==== RECORDS FOR THIS TASK

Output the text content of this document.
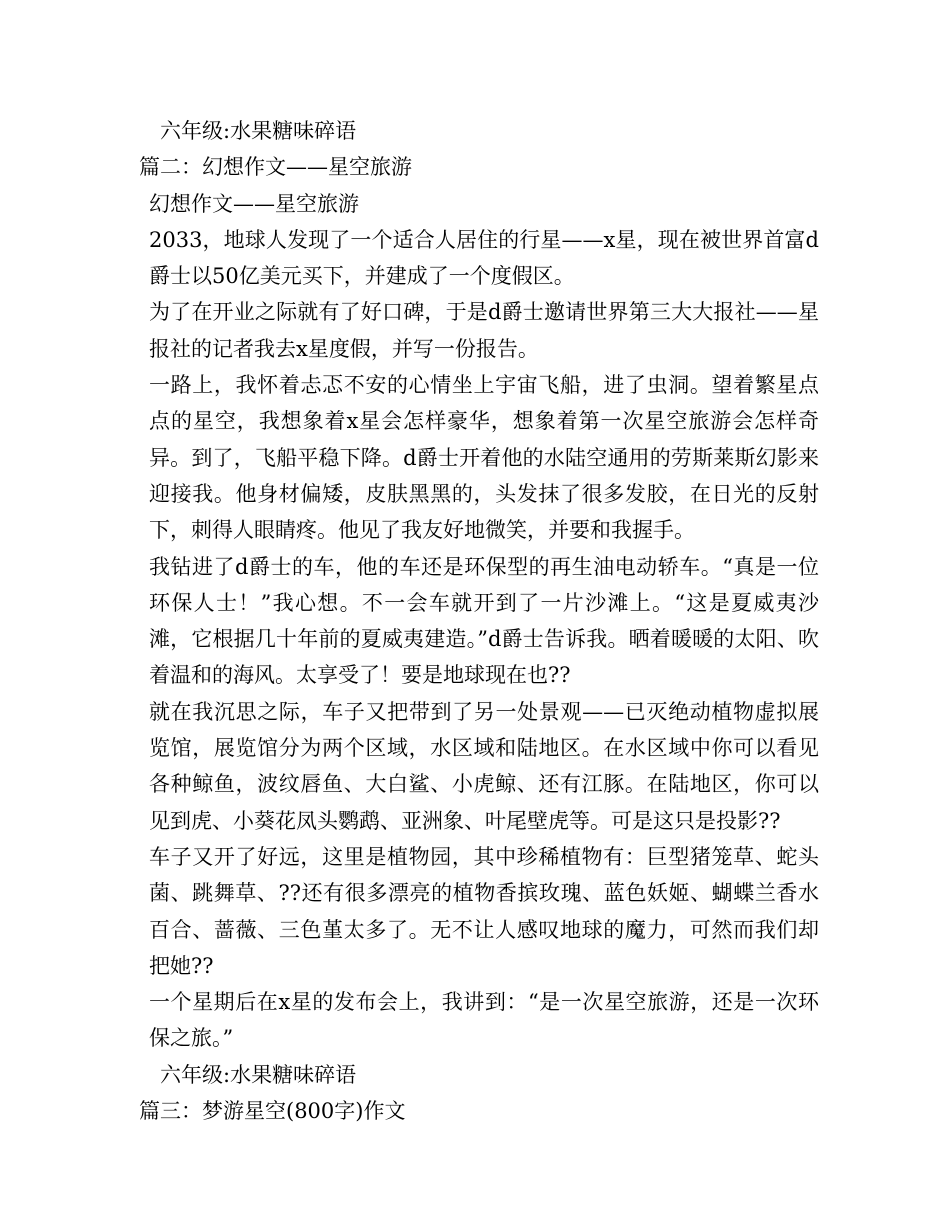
六年级:水果糖味碎语

篇二：幻想作文——星空旅游

幻想作文——星空旅游

2033，地球人发现了一个适合人居住的行星——x星，现在被世界首富d爵士以50亿美元买下，并建成了一个度假区。

为了在开业之际就有了好口碑，于是d爵士邀请世界第三大大报社——星报社的记者我去x星度假，并写一份报告。

一路上，我怀着忐忑不安的心情坐上宇宙飞船，进了虫洞。望着繁星点点的星空，我想象着x星会怎样豪华，想象着第一次星空旅游会怎样奇异。到了，飞船平稳下降。d爵士开着他的水陆空通用的劳斯莱斯幻影来迎接我。他身材偏矮，皮肤黑黑的，头发抹了很多发胶，在日光的反射下，刺得人眼睛疼。他见了我友好地微笑，并要和我握手。

我钻进了d爵士的车，他的车还是环保型的再生油电动轿车。“真是一位环保人士！”我心想。不一会车就开到了一片沙滩上。“这是夏威夷沙滩，它根据几十年前的夏威夷建造。”d爵士告诉我。晒着暖暖的太阳、吹着温和的海风。太享受了！要是地球现在也??

就在我沉思之际，车子又把带到了另一处景观——已灭绝动植物虚拟展览馆，展览馆分为两个区域，水区域和陆地区。在水区域中你可以看见各种鲸鱼，波纹唇鱼、大白鲨、小虎鲸、还有江豚。在陆地区，你可以见到虎、小葵花凤头鹦鹉、亚洲象、叶尾壁虎等。可是这只是投影??

车子又开了好远，这里是植物园，其中珍稀植物有：巨型猪笼草、蛇头菌、跳舞草、??还有很多漂亮的植物香摈玫瑰、蓝色妖姬、蝴蝶兰香水百合、蔷薇、三色堇太多了。无不让人感叹地球的魔力，可然而我们却把她??

一个星期后在x星的发布会上，我讲到：“是一次星空旅游，还是一次环保之旅。”

六年级:水果糖味碎语

篇三：梦游星空(800字)作文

========

**BRIEF:** Ignore the images and quote every line of the listing exactly.

**REPLY:**
Output the text content of this document.
六年级:水果糖味碎语

篇二：幻想作文——星空旅游

幻想作文——星空旅游

2033，地球人发现了一个适合人居住的行星——x星，现在被世界首富d爵士以50亿美元买下，并建成了一个度假区。

为了在开业之际就有了好口碑，于是d爵士邀请世界第三大大报社——星报社的记者我去x星度假，并写一份报告。

一路上，我怀着忐忑不安的心情坐上宇宙飞船，进了虫洞。望着繁星点点的星空，我想象着x星会怎样豪华，想象着第一次星空旅游会怎样奇异。到了，飞船平稳下降。d爵士开着他的水陆空通用的劳斯莱斯幻影来迎接我。他身材偏矮，皮肤黑黑的，头发抹了很多发胶，在日光的反射下，刺得人眼睛疼。他见了我友好地微笑，并要和我握手。

我钻进了d爵士的车，他的车还是环保型的再生油电动轿车。“真是一位环保人士！”我心想。不一会车就开到了一片沙滩上。“这是夏威夷沙滩，它根据几十年前的夏威夷建造。”d爵士告诉我。晒着暖暖的太阳、吹着温和的海风。太享受了！要是地球现在也??

就在我沉思之际，车子又把带到了另一处景观——已灭绝动植物虚拟展览馆，展览馆分为两个区域，水区域和陆地区。在水区域中你可以看见各种鲸鱼，波纹唇鱼、大白鲨、小虎鲸、还有江豚。在陆地区，你可以见到虎、小葵花凤头鹦鹉、亚洲象、叶尾壁虎等。可是这只是投影??

车子又开了好远，这里是植物园，其中珍稀植物有：巨型猪笼草、蛇头菌、跳舞草、??还有很多漂亮的植物香摈玫瑰、蓝色妖姬、蝴蝶兰香水百合、蔷薇、三色堇太多了。无不让人感叹地球的魔力，可然而我们却把她??

一个星期后在x星的发布会上，我讲到：“是一次星空旅游，还是一次环保之旅。”

六年级:水果糖味碎语

篇三：梦游星空(800字)作文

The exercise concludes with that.